======== Supplied information
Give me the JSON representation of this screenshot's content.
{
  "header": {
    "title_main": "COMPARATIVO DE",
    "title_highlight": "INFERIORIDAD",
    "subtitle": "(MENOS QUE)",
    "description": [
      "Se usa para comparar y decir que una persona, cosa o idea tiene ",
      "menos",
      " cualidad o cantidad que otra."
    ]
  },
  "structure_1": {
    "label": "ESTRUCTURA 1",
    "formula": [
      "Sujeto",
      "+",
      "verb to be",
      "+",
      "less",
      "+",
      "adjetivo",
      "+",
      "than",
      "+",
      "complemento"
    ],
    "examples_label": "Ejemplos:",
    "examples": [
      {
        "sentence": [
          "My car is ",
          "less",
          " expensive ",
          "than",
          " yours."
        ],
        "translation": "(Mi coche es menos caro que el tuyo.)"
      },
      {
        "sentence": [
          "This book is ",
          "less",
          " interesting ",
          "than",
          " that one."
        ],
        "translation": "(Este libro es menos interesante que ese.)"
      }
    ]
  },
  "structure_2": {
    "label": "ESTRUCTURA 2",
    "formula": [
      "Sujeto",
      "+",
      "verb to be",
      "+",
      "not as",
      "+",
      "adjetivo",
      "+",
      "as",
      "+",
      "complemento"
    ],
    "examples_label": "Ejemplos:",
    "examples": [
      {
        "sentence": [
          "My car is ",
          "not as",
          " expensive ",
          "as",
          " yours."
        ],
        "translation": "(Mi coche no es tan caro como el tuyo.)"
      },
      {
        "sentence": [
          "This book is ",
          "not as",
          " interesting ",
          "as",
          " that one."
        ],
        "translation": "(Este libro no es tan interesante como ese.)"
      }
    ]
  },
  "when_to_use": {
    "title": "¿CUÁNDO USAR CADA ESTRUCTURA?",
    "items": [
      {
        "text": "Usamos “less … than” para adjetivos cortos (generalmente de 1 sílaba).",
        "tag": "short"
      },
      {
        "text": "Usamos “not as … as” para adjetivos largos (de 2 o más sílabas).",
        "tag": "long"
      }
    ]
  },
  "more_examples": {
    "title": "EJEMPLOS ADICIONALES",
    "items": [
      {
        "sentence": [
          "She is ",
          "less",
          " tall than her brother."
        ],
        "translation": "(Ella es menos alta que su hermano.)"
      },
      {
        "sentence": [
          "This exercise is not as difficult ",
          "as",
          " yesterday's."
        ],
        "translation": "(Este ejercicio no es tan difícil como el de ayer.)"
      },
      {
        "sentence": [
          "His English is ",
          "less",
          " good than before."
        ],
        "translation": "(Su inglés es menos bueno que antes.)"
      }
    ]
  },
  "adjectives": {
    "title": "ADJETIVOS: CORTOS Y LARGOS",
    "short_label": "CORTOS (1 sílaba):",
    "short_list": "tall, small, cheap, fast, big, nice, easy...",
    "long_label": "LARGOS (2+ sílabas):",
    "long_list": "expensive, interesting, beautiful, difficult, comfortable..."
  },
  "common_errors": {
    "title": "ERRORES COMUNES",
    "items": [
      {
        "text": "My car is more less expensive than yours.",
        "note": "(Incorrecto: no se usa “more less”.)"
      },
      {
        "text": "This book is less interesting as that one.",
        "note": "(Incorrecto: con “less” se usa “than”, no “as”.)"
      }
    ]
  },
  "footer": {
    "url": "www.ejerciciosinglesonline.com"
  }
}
================
• **Goal of the exercise**: Quote the data in full, keeping each word unchanged.

• **Solution to this exercise**:
Give me the JSON representation of this screenshot's content.
{
  "header": {
    "title_main": "COMPARATIVO DE",
    "title_highlight": "INFERIORIDAD",
    "subtitle": "(MENOS QUE)",
    "description": [
      "Se usa para comparar y decir que una persona, cosa o idea tiene ",
      "menos",
      " cualidad o cantidad que otra."
    ]
  },
  "structure_1": {
    "label": "ESTRUCTURA 1",
    "formula": [
      "Sujeto",
      "+",
      "verb to be",
      "+",
      "less",
      "+",
      "adjetivo",
      "+",
      "than",
      "+",
      "complemento"
    ],
    "examples_label": "Ejemplos:",
    "examples": [
      {
        "sentence": [
          "My car is ",
          "less",
          " expensive ",
          "than",
          " yours."
        ],
        "translation": "(Mi coche es menos caro que el tuyo.)"
      },
      {
        "sentence": [
          "This book is ",
          "less",
          " interesting ",
          "than",
          " that one."
        ],
        "translation": "(Este libro es menos interesante que ese.)"
      }
    ]
  },
  "structure_2": {
    "label": "ESTRUCTURA 2",
    "formula": [
      "Sujeto",
      "+",
      "verb to be",
      "+",
      "not as",
      "+",
      "adjetivo",
      "+",
      "as",
      "+",
      "complemento"
    ],
    "examples_label": "Ejemplos:",
    "examples": [
      {
        "sentence": [
          "My car is ",
          "not as",
          " expensive ",
          "as",
          " yours."
        ],
        "translation": "(Mi coche no es tan caro como el tuyo.)"
      },
      {
        "sentence": [
          "This book is ",
          "not as",
          " interesting ",
          "as",
          " that one."
        ],
        "translation": "(Este libro no es tan interesante como ese.)"
      }
    ]
  },
  "when_to_use": {
    "title": "¿CUÁNDO USAR CADA ESTRUCTURA?",
    "items": [
      {
        "text": "Usamos “less … than” para adjetivos cortos (generalmente de 1 sílaba).",
        "tag": "short"
      },
      {
        "text": "Usamos “not as … as” para adjetivos largos (de 2 o más sílabas).",
        "tag": "long"
      }
    ]
  },
  "more_examples": {
    "title": "EJEMPLOS ADICIONALES",
    "items": [
      {
        "sentence": [
          "She is ",
          "less",
          " tall than her brother."
        ],
        "translation": "(Ella es menos alta que su hermano.)"
      },
      {
        "sentence": [
          "This exercise is not as difficult ",
          "as",
          " yesterday's."
        ],
        "translation": "(Este ejercicio no es tan difícil como el de ayer.)"
      },
      {
        "sentence": [
          "His English is ",
          "less",
          " good than before."
        ],
        "translation": "(Su inglés es menos bueno que antes.)"
      }
    ]
  },
  "adjectives": {
    "title": "ADJETIVOS: CORTOS Y LARGOS",
    "short_label": "CORTOS (1 sílaba):",
    "short_list": "tall, small, cheap, fast, big, nice, easy...",
    "long_label": "LARGOS (2+ sílabas):",
    "long_list": "expensive, interesting, beautiful, difficult, comfortable..."
  },
  "common_errors": {
    "title": "ERRORES COMUNES",
    "items": [
      {
        "text": "My car is more less expensive than yours.",
        "note": "(Incorrecto: no se usa “more less”.)"
      },
      {
        "text": "This book is less interesting as that one.",
        "note": "(Incorrecto: con “less” se usa “than”, no “as”.)"
      }
    ]
  },
  "footer": {
    "url": "www.ejerciciosinglesonline.com"
  }
}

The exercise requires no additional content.